* Begin Given records *
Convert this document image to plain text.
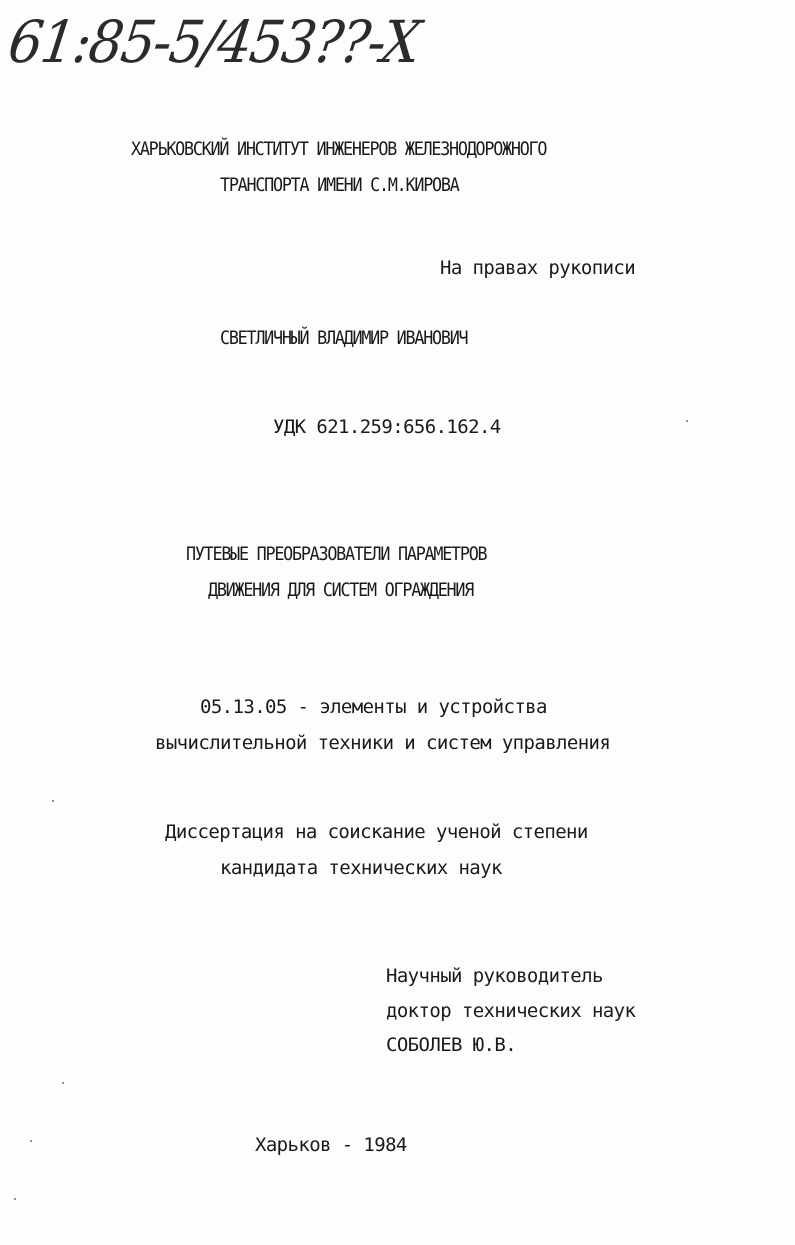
61:85-5/453??-X
ХАРЬКОВСКИЙ ИНСТИТУТ ИНЖЕНЕРОВ ЖЕЛЕЗНОДОРОЖНОГО
ТРАНСПОРТА ИМЕНИ С.М.КИРОВА
На правах рукописи
СВЕТЛИЧНЫЙ ВЛАДИМИР ИВАНОВИЧ
УДК 621.259:656.162.4
ПУТЕВЫЕ ПРЕОБРАЗОВАТЕЛИ ПАРАМЕТРОВ
ДВИЖЕНИЯ ДЛЯ СИСТЕМ ОГРАЖДЕНИЯ
05.13.05 - элементы и устройства
вычислительной техники и систем управления
Диссертация на соискание ученой степени
кандидата технических наук
Научный руководитель
доктор технических наук
СОБОЛЕВ Ю.В.
Харьков - 1984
* End Given records *
[Task goal] Go through the material above and count the lines that contain "технических"; answer with the number alone.

[Written response] 2